What is being asked: Search the data below for "Paradigms"; list each line that holds it.

Record excerpts:

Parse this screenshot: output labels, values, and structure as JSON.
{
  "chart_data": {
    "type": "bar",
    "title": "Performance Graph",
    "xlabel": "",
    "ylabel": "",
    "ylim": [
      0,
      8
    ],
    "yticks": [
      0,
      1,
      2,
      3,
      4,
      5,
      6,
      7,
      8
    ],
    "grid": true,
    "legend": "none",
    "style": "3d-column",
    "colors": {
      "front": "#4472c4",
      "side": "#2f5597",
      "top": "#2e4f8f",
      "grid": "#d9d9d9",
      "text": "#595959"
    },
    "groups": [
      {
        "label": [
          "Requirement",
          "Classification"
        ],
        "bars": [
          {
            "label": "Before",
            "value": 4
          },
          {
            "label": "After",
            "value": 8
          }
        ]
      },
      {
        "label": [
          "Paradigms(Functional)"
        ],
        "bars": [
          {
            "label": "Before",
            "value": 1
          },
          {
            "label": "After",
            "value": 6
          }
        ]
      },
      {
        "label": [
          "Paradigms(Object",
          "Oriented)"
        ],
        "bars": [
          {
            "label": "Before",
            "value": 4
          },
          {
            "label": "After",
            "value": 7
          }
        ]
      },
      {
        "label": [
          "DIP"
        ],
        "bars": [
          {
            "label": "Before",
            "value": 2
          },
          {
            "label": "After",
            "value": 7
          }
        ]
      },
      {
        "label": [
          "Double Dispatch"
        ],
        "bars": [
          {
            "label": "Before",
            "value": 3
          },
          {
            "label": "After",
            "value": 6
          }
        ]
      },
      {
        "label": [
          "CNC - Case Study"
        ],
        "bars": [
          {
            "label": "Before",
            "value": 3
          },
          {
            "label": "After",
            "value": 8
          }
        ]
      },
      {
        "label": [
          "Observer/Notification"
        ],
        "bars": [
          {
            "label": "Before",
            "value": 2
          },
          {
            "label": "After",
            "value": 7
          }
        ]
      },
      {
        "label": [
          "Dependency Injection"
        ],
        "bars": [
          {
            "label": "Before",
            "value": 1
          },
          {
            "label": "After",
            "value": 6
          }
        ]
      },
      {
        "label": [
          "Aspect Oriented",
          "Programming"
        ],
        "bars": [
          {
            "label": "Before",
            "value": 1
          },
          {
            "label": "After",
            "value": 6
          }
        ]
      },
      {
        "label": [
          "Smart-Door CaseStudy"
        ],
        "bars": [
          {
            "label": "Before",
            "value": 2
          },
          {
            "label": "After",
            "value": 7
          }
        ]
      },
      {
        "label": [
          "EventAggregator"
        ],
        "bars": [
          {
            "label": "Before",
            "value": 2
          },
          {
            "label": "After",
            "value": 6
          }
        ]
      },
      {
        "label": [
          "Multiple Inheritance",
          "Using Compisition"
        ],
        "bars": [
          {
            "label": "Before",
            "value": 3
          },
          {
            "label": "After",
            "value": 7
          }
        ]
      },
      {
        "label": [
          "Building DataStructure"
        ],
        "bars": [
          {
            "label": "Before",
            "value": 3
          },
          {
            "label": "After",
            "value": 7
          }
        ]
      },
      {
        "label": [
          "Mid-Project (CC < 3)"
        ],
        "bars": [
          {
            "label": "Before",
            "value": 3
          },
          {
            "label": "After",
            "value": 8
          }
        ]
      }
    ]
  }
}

Solution for this exercise:
          "Paradigms(Functional)"
          "Paradigms(Object",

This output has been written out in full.